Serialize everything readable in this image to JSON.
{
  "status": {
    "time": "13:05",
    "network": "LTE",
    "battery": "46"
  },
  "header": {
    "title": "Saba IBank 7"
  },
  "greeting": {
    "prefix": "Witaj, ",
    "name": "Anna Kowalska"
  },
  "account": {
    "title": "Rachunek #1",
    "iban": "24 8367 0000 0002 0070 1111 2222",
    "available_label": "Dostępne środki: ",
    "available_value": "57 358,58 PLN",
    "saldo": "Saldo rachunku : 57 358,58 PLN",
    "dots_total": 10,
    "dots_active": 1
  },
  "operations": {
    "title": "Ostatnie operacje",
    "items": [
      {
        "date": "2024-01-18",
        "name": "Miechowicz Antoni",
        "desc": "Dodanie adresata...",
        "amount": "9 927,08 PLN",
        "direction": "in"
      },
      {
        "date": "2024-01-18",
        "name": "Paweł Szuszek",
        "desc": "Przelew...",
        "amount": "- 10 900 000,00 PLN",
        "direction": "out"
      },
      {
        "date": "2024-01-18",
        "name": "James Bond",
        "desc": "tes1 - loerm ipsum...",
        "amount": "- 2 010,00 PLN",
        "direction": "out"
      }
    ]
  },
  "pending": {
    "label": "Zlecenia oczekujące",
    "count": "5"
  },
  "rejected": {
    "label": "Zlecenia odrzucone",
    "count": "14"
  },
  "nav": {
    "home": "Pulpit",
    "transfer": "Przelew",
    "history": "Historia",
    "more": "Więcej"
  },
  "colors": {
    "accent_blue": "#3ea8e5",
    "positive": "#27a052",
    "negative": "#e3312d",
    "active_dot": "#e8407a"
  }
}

====================

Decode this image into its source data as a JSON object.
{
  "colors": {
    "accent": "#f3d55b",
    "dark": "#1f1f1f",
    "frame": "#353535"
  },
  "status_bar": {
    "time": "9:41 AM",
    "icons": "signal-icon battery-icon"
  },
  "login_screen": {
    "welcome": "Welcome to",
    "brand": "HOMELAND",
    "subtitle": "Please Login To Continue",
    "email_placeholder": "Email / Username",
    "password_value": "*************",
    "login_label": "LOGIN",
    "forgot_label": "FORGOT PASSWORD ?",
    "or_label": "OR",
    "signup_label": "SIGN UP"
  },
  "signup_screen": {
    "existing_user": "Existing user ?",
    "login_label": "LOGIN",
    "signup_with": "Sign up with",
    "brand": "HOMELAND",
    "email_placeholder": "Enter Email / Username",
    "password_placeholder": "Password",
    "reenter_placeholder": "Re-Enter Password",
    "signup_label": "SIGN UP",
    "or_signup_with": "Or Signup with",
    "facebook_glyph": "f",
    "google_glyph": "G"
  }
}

====================

STATED TASK - Only the number is needed: state how many lines in the listing contain "with".

RESULT - 2